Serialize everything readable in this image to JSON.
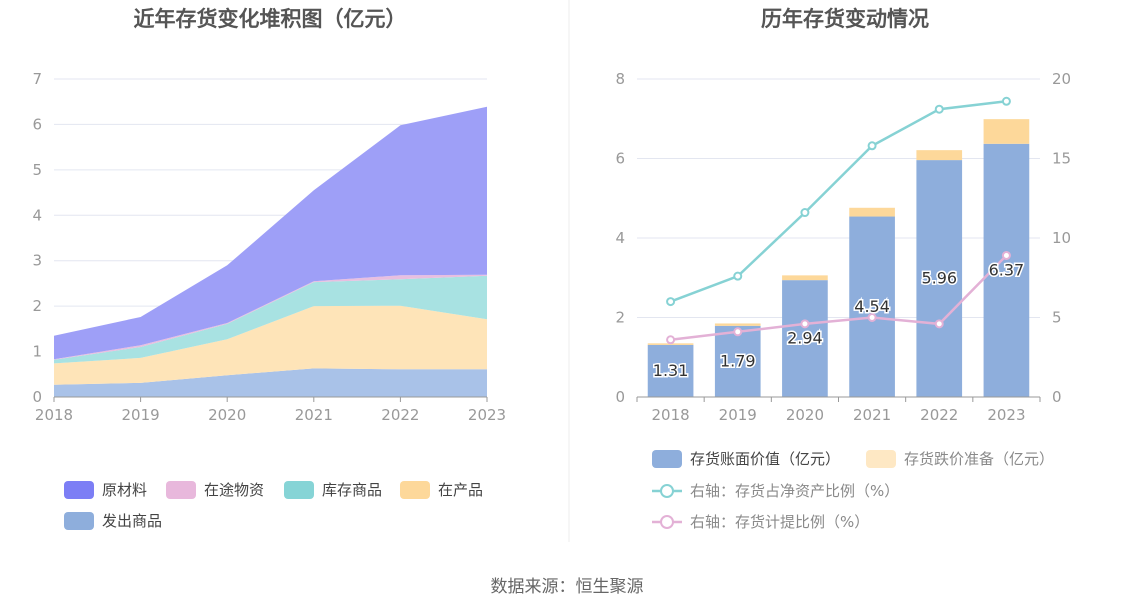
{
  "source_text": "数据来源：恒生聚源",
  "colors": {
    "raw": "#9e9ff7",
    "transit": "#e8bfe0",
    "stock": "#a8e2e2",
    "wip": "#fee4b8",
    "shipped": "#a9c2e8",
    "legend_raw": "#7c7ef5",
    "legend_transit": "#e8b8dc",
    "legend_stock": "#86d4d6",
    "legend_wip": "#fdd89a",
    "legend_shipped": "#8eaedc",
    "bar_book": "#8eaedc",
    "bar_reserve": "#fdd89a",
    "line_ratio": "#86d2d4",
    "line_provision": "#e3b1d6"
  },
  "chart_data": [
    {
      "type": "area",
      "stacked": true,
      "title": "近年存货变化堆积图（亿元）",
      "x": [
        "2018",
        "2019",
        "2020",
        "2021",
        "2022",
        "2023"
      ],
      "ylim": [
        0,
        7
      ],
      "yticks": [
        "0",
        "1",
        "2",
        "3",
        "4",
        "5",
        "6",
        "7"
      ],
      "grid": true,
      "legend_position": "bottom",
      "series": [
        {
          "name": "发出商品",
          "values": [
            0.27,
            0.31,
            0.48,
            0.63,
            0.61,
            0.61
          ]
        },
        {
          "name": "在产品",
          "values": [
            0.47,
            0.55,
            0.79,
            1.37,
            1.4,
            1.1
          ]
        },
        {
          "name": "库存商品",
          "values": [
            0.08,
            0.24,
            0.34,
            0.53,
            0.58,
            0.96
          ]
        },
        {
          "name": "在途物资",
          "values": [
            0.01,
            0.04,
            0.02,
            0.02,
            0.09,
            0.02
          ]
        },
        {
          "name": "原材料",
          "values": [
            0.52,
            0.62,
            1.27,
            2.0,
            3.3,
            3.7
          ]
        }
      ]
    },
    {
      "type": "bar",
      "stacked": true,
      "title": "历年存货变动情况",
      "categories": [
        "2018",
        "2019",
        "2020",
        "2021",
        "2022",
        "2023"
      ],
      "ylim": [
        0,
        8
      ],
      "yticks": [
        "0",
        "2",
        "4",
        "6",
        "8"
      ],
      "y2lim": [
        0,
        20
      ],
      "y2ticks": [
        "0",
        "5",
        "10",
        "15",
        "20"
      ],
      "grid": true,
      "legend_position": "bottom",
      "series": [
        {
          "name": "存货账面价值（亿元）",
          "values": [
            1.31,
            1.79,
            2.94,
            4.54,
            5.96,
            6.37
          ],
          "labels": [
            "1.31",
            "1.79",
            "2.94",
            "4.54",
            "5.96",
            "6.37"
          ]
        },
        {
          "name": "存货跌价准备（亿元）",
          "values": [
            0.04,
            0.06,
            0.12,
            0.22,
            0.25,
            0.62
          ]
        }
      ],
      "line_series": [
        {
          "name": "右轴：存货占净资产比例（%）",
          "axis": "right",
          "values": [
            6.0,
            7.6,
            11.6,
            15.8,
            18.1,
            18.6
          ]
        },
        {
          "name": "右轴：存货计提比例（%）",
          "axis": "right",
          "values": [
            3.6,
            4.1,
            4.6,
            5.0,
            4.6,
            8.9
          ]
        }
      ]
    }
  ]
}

____________________

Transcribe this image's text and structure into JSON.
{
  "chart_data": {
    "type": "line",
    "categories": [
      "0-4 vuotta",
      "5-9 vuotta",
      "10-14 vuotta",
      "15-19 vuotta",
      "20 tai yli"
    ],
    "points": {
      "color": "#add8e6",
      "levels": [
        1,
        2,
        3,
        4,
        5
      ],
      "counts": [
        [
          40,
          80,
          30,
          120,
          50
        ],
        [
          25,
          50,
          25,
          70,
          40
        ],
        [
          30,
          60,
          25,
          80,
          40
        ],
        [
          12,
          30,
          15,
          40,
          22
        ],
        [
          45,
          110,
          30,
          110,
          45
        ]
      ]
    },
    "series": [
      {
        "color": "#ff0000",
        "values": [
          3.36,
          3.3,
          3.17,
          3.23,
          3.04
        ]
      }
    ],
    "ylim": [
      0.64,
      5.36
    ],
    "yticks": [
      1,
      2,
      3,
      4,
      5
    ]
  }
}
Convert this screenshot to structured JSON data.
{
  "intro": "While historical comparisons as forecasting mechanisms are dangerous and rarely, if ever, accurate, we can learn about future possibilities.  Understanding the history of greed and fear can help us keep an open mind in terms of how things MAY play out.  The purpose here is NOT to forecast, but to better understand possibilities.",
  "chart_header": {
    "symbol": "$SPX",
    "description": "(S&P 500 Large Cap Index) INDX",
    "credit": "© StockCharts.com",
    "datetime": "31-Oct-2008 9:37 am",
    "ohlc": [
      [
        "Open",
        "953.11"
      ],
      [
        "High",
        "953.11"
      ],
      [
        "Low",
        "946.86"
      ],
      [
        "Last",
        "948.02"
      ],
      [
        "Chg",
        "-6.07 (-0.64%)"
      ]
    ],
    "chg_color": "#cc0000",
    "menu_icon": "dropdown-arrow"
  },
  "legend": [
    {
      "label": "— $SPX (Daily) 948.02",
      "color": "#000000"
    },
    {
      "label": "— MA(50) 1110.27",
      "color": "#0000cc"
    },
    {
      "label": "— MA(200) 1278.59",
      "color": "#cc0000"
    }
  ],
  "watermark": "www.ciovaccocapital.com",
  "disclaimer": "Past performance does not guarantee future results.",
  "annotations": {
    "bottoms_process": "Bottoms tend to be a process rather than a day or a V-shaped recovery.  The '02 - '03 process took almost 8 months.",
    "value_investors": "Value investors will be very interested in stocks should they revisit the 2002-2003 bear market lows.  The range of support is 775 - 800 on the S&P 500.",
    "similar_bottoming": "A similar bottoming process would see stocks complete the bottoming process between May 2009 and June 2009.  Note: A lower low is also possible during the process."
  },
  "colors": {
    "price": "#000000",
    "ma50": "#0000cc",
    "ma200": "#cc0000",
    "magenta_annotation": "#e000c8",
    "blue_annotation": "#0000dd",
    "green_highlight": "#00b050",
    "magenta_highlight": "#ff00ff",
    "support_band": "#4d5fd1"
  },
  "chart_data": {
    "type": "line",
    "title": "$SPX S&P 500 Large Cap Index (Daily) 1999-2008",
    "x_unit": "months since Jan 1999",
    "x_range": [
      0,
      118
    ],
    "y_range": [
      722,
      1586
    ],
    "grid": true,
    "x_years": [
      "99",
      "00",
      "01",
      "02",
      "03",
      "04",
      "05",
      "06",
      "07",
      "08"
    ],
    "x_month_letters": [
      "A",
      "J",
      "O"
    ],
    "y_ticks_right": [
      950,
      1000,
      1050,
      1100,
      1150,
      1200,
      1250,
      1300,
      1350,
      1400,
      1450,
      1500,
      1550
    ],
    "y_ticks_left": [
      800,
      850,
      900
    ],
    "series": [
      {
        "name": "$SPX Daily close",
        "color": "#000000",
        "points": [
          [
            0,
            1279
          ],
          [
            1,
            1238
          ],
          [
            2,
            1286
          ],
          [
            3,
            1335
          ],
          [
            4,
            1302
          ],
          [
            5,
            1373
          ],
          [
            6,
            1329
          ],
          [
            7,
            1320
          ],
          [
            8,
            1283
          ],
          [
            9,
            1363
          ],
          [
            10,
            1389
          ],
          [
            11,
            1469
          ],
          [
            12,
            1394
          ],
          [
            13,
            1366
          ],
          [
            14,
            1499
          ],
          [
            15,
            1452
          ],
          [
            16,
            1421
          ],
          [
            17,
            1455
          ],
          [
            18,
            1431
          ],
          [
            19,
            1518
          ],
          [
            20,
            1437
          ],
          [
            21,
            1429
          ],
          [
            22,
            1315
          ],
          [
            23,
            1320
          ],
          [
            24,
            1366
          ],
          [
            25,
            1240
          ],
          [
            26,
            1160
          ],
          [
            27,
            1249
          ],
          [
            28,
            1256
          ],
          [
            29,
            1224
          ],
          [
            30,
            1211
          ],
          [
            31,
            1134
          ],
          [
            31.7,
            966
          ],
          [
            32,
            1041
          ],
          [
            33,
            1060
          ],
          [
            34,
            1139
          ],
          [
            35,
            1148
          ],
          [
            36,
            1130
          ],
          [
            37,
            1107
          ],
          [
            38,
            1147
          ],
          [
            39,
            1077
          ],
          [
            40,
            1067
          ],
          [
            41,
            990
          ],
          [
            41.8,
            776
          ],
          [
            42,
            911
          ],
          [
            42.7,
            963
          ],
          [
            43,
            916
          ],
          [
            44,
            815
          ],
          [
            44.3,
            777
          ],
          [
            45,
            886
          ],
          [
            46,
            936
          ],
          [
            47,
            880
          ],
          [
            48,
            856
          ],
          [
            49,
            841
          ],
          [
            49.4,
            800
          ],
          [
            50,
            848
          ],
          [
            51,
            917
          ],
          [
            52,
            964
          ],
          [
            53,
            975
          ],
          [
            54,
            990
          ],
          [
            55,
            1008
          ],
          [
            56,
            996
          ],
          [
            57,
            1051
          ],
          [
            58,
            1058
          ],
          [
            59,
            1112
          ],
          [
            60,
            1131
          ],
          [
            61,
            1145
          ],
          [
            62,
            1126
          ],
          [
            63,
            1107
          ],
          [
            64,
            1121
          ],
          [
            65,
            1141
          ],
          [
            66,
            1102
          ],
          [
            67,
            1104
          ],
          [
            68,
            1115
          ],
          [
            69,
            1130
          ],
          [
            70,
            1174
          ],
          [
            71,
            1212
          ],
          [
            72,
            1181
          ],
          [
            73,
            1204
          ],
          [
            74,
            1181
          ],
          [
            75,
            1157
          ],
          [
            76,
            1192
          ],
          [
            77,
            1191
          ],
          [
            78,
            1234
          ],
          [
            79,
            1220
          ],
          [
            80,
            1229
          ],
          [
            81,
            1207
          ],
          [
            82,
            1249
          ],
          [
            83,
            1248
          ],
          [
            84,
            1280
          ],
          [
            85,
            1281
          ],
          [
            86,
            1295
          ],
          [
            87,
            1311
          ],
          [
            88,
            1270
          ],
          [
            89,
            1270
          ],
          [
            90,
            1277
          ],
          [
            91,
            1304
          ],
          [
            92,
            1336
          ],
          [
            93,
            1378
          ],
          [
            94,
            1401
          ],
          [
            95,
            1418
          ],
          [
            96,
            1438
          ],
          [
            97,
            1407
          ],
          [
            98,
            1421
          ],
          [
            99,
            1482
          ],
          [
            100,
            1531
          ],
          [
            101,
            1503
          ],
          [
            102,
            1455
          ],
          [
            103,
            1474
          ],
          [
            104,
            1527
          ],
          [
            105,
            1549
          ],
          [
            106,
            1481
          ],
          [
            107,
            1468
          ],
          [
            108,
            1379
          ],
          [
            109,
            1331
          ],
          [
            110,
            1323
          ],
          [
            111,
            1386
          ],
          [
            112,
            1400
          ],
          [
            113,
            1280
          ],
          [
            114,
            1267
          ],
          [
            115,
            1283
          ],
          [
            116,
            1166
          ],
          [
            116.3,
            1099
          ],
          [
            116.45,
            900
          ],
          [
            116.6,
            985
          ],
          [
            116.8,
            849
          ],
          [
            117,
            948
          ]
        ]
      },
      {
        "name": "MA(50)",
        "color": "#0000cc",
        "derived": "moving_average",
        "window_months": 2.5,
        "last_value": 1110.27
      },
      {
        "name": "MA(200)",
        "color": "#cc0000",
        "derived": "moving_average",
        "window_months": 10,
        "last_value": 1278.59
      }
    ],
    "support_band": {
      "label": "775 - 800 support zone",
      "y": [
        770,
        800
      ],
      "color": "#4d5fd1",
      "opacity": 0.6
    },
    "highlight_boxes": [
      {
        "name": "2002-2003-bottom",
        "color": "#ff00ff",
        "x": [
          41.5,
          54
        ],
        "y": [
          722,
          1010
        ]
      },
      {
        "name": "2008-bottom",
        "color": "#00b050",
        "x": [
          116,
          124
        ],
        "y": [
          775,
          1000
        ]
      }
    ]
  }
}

____________________

Exercise objective
Collect, from the material above, every line containing the word "future".

Response
  "intro": "While historical comparisons as forecasting mechanisms are dangerous and rarely, if ever, accurate, we can learn about future possibilities.  Understanding the history of greed and fear can help us keep an open mind in terms of how things MAY play out.  The purpose here is NOT to forecast, but to better understand possibilities.",
  "disclaimer": "Past performance does not guarantee future results.",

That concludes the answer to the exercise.